=== GIVEN REQUEST ===
Present every line of each record below as a numbered list, omitting any blank lines.

(Dataset rows)
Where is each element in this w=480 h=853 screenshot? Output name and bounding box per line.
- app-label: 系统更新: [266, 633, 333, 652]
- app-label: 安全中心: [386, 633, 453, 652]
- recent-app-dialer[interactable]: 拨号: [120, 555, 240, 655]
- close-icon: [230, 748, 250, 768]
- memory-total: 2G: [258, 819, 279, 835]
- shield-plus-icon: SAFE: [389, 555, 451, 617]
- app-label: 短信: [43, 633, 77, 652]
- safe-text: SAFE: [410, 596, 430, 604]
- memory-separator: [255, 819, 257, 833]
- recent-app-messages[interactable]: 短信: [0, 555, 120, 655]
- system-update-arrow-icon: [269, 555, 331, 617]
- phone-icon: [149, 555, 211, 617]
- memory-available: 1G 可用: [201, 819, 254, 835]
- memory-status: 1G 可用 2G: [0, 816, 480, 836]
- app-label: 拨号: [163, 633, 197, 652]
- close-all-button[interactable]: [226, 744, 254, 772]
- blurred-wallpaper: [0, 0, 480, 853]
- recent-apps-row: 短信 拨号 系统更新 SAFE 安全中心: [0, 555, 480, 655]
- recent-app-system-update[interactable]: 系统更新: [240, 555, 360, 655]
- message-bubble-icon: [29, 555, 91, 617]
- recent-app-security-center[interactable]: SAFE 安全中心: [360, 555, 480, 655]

=== TASK SOLUTION ===
1. Where is each element in this w=480 h=853 screenshot? Output name and bounding box per line.
2. - app-label: 系统更新: [266, 633, 333, 652]
3. - app-label: 安全中心: [386, 633, 453, 652]
4. - recent-app-dialer[interactable]: 拨号: [120, 555, 240, 655]
5. - close-icon: [230, 748, 250, 768]
6. - memory-total: 2G: [258, 819, 279, 835]
7. - shield-plus-icon: SAFE: [389, 555, 451, 617]
8. - app-label: 短信: [43, 633, 77, 652]
9. - safe-text: SAFE: [410, 596, 430, 604]
10. - memory-separator: [255, 819, 257, 833]
11. - recent-app-messages[interactable]: 短信: [0, 555, 120, 655]
12. - system-update-arrow-icon: [269, 555, 331, 617]
13. - phone-icon: [149, 555, 211, 617]
14. - memory-available: 1G 可用: [201, 819, 254, 835]
15. - memory-status: 1G 可用 2G: [0, 816, 480, 836]
16. - app-label: 拨号: [163, 633, 197, 652]
17. - close-all-button[interactable]: [226, 744, 254, 772]
18. - blurred-wallpaper: [0, 0, 480, 853]
19. - recent-apps-row: 短信 拨号 系统更新 SAFE 安全中心: [0, 555, 480, 655]
20. - recent-app-system-update[interactable]: 系统更新: [240, 555, 360, 655]
21. - message-bubble-icon: [29, 555, 91, 617]
22. - recent-app-security-center[interactable]: SAFE 安全中心: [360, 555, 480, 655]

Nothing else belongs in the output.